# [EXERCISE OBJECTIVE]
Pull every line with the word "bona" out of the entries below.

[Part of a data file]

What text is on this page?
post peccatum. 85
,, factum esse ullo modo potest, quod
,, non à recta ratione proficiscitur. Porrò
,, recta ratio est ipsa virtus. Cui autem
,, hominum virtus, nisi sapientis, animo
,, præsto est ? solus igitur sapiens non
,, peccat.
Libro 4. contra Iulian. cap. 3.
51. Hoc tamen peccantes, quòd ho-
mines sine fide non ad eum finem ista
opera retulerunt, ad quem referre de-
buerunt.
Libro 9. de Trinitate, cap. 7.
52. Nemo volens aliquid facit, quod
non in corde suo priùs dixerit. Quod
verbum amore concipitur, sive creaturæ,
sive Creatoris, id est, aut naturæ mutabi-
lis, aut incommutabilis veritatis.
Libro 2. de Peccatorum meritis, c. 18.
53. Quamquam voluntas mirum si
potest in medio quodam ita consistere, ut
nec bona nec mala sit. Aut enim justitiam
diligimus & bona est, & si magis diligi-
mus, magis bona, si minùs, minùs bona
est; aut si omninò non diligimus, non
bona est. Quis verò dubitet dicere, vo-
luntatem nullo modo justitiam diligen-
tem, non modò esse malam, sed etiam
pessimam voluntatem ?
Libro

# [EXERCISE RESPONSE]
nec bona nec mala sit. Aut enim justitiam
diligimus & bona est, & si magis diligi-
mus, magis bona, si minùs, minùs bona
bona est. Quis verò dubitet dicere, vo-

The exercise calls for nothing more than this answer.